### EXTRACTED ENTRIES
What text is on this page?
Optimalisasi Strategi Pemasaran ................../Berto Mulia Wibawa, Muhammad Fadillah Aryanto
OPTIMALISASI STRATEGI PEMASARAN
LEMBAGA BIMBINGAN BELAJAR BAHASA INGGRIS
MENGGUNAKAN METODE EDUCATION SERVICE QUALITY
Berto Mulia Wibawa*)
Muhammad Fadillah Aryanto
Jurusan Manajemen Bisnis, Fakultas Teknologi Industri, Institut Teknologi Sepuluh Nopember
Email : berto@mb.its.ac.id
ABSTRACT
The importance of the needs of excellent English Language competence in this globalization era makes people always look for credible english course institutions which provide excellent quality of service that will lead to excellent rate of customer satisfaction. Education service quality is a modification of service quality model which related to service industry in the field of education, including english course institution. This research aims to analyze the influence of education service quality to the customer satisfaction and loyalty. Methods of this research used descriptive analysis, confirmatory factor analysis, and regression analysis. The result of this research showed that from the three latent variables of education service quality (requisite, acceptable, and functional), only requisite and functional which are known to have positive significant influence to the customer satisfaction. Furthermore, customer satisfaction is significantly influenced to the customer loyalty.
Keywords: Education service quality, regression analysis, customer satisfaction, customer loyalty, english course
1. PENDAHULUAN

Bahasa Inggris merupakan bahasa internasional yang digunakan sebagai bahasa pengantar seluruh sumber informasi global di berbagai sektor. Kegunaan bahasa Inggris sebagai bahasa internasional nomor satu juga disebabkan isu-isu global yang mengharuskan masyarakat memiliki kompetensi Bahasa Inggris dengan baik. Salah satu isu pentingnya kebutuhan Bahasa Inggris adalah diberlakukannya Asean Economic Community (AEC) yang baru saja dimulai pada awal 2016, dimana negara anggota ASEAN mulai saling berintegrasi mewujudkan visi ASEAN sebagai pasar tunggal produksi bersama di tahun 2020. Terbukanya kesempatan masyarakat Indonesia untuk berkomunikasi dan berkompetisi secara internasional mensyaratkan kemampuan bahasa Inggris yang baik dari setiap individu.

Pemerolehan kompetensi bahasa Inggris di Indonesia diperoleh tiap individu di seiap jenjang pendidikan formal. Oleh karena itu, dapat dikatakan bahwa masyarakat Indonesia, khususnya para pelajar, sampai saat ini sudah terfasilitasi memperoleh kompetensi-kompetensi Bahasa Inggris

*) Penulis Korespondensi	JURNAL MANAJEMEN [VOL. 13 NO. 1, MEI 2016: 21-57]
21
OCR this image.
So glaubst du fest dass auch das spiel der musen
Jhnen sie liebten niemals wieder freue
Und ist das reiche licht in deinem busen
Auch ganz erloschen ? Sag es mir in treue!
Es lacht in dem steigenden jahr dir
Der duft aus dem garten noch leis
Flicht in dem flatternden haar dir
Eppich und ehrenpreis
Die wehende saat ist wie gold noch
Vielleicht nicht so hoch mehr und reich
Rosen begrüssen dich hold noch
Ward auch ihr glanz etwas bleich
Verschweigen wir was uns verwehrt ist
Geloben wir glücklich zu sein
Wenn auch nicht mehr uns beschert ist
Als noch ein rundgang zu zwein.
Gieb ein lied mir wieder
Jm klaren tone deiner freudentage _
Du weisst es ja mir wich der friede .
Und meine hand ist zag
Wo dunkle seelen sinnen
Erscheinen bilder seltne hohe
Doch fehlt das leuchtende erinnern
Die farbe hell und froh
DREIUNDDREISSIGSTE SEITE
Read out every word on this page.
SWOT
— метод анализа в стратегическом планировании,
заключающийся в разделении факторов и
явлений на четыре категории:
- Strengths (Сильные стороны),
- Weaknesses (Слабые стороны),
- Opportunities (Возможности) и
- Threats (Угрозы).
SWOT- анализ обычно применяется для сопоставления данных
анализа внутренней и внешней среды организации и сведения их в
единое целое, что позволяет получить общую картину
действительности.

### WORK REQUIRED
Reply with only the number of lines in the material above where the string "mehr" appears.

### RESPONSE TO THIS EXERCISE
2